• **TASK DESCRIPTION**
Go through the entries below and print each one exactly, leaving out pictures.
=== RECORDS TO USE ===
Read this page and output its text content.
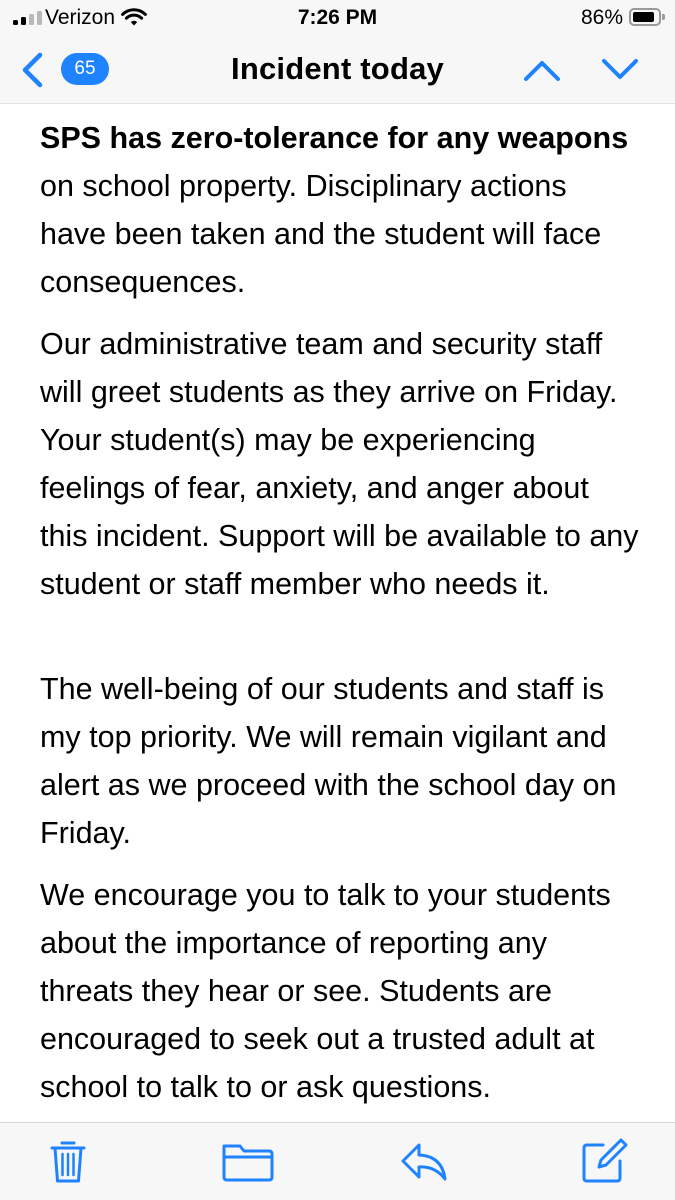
Verizon	7:26 PM	86%
65	Incident today

SPS has zero-tolerance for any weapons on school property. Disciplinary actions have been taken and the student will face consequences.

Our administrative team and security staff will greet students as they arrive on Friday. Your student(s) may be experiencing feelings of fear, anxiety, and anger about this incident. Support will be available to any student or staff member who needs it.

The well-being of our students and staff is my top priority. We will remain vigilant and alert as we proceed with the school day on Friday.

We encourage you to talk to your students about the importance of reporting any threats they hear or see. Students are encouraged to seek out a trusted adult at school to talk to or ask questions.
===
• **PROBLEM SOLUTION**
Read this page and output its text content.
Verizon	7:26 PM	86%
65	Incident today

SPS has zero-tolerance for any weapons on school property. Disciplinary actions have been taken and the student will face consequences.

Our administrative team and security staff will greet students as they arrive on Friday. Your student(s) may be experiencing feelings of fear, anxiety, and anger about this incident. Support will be available to any student or staff member who needs it.

The well-being of our students and staff is my top priority. We will remain vigilant and alert as we proceed with the school day on Friday.

We encourage you to talk to your students about the importance of reporting any threats they hear or see. Students are encouraged to seek out a trusted adult at school to talk to or ask questions.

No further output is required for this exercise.